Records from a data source
— BEGIN —

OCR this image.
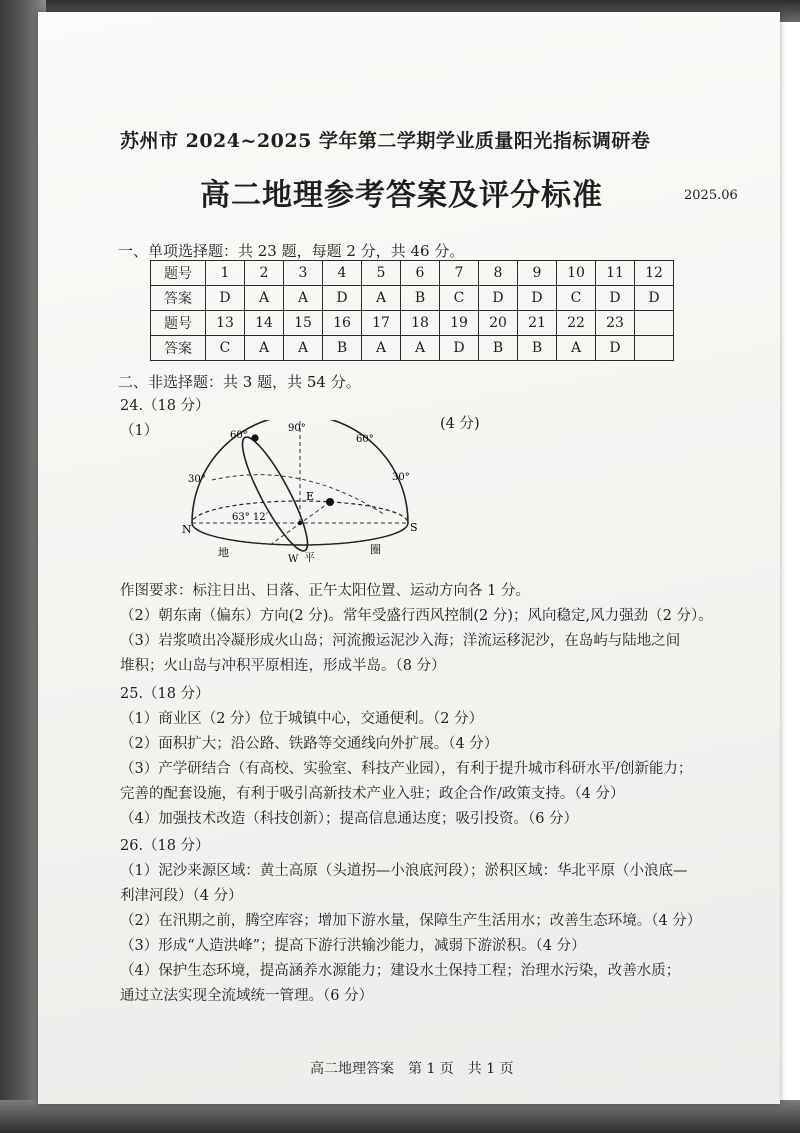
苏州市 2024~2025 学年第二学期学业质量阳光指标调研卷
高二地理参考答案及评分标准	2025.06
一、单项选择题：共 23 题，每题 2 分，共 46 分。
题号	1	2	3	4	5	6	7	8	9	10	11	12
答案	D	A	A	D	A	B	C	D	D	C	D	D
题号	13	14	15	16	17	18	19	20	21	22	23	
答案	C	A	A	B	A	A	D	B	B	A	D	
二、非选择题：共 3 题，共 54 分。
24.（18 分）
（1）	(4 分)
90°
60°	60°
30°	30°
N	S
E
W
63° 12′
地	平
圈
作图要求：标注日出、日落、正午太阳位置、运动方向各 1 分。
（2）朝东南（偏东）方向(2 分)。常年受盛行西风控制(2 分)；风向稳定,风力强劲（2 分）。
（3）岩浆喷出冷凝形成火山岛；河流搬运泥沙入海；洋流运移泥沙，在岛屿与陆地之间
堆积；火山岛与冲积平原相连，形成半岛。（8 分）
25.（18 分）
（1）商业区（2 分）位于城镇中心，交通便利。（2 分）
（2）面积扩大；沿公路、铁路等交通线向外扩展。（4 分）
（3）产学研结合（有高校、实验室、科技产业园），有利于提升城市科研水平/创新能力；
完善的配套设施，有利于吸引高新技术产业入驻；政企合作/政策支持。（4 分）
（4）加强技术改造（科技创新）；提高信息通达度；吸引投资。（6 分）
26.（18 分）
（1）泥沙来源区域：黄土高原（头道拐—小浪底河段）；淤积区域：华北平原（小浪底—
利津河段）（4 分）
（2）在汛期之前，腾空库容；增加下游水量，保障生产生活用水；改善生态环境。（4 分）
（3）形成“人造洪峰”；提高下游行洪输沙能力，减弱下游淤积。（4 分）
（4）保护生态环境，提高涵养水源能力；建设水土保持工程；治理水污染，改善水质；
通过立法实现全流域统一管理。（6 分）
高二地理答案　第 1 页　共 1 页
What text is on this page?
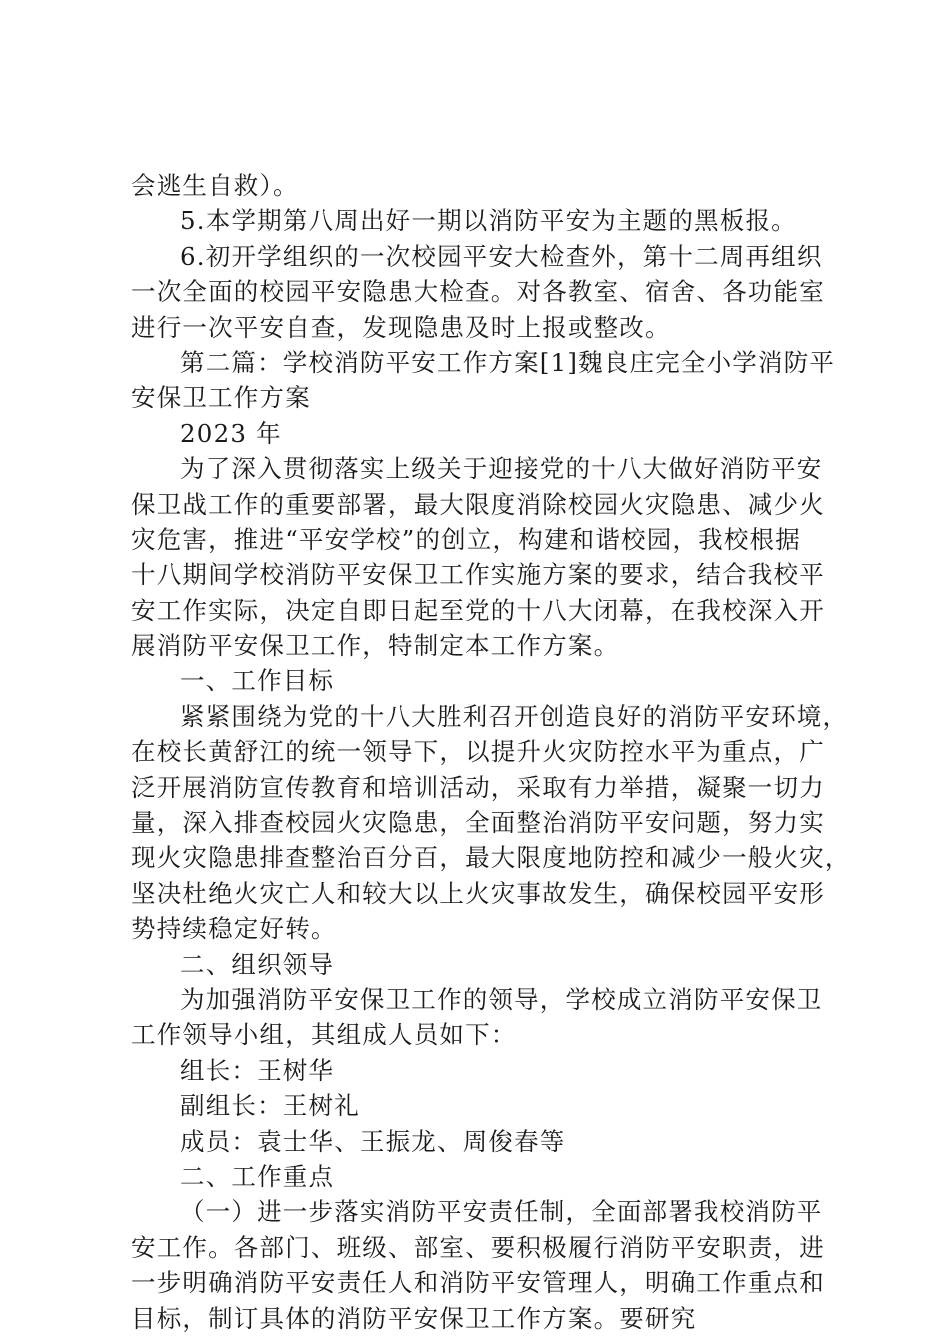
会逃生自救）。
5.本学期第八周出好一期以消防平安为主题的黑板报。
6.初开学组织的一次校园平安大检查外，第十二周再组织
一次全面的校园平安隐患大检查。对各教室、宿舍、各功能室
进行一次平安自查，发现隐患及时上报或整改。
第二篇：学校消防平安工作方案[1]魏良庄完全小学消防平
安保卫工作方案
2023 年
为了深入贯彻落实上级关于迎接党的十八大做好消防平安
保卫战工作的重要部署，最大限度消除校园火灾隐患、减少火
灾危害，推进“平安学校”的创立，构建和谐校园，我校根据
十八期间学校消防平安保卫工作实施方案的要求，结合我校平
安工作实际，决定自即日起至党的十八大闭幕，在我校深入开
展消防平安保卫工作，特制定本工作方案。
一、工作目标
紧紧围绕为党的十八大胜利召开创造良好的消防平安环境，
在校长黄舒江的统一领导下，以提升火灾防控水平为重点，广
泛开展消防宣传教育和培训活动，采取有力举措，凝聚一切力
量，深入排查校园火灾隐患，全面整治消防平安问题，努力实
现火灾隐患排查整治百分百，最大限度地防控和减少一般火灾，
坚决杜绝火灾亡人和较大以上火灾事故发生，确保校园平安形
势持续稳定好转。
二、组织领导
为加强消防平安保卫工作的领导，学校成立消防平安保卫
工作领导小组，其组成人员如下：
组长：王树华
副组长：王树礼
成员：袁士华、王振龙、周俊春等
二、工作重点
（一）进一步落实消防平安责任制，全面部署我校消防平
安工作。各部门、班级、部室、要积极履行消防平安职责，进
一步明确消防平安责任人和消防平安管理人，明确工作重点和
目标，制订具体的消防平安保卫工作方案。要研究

— END —

• WHAT IS REQUIRED: Retype the records exactly. Any image in them should not appear in what you write.

• THE ANSWER:
OCR this image.
苏州市 2024~2025 学年第二学期学业质量阳光指标调研卷
高二地理参考答案及评分标准	2025.06
一、单项选择题：共 23 题，每题 2 分，共 46 分。
题号	1	2	3	4	5	6	7	8	9	10	11	12
答案	D	A	A	D	A	B	C	D	D	C	D	D
题号	13	14	15	16	17	18	19	20	21	22	23	
答案	C	A	A	B	A	A	D	B	B	A	D	
二、非选择题：共 3 题，共 54 分。
24.（18 分）
（1）	(4 分)
90°
60°	60°
30°	30°
N	S
E
W
63° 12′
地	平
圈
作图要求：标注日出、日落、正午太阳位置、运动方向各 1 分。
（2）朝东南（偏东）方向(2 分)。常年受盛行西风控制(2 分)；风向稳定,风力强劲（2 分）。
（3）岩浆喷出冷凝形成火山岛；河流搬运泥沙入海；洋流运移泥沙，在岛屿与陆地之间
堆积；火山岛与冲积平原相连，形成半岛。（8 分）
25.（18 分）
（1）商业区（2 分）位于城镇中心，交通便利。（2 分）
（2）面积扩大；沿公路、铁路等交通线向外扩展。（4 分）
（3）产学研结合（有高校、实验室、科技产业园），有利于提升城市科研水平/创新能力；
完善的配套设施，有利于吸引高新技术产业入驻；政企合作/政策支持。（4 分）
（4）加强技术改造（科技创新）；提高信息通达度；吸引投资。（6 分）
26.（18 分）
（1）泥沙来源区域：黄土高原（头道拐—小浪底河段）；淤积区域：华北平原（小浪底—
利津河段）（4 分）
（2）在汛期之前，腾空库容；增加下游水量，保障生产生活用水；改善生态环境。（4 分）
（3）形成“人造洪峰”；提高下游行洪输沙能力，减弱下游淤积。（4 分）
（4）保护生态环境，提高涵养水源能力；建设水土保持工程；治理水污染，改善水质；
通过立法实现全流域统一管理。（6 分）
高二地理答案　第 1 页　共 1 页
What text is on this page?
会逃生自救）。
5.本学期第八周出好一期以消防平安为主题的黑板报。
6.初开学组织的一次校园平安大检查外，第十二周再组织
一次全面的校园平安隐患大检查。对各教室、宿舍、各功能室
进行一次平安自查，发现隐患及时上报或整改。
第二篇：学校消防平安工作方案[1]魏良庄完全小学消防平
安保卫工作方案
2023 年
为了深入贯彻落实上级关于迎接党的十八大做好消防平安
保卫战工作的重要部署，最大限度消除校园火灾隐患、减少火
灾危害，推进“平安学校”的创立，构建和谐校园，我校根据
十八期间学校消防平安保卫工作实施方案的要求，结合我校平
安工作实际，决定自即日起至党的十八大闭幕，在我校深入开
展消防平安保卫工作，特制定本工作方案。
一、工作目标
紧紧围绕为党的十八大胜利召开创造良好的消防平安环境，
在校长黄舒江的统一领导下，以提升火灾防控水平为重点，广
泛开展消防宣传教育和培训活动，采取有力举措，凝聚一切力
量，深入排查校园火灾隐患，全面整治消防平安问题，努力实
现火灾隐患排查整治百分百，最大限度地防控和减少一般火灾，
坚决杜绝火灾亡人和较大以上火灾事故发生，确保校园平安形
势持续稳定好转。
二、组织领导
为加强消防平安保卫工作的领导，学校成立消防平安保卫
工作领导小组，其组成人员如下：
组长：王树华
副组长：王树礼
成员：袁士华、王振龙、周俊春等
二、工作重点
（一）进一步落实消防平安责任制，全面部署我校消防平
安工作。各部门、班级、部室、要积极履行消防平安职责，进
一步明确消防平安责任人和消防平安管理人，明确工作重点和
目标，制订具体的消防平安保卫工作方案。要研究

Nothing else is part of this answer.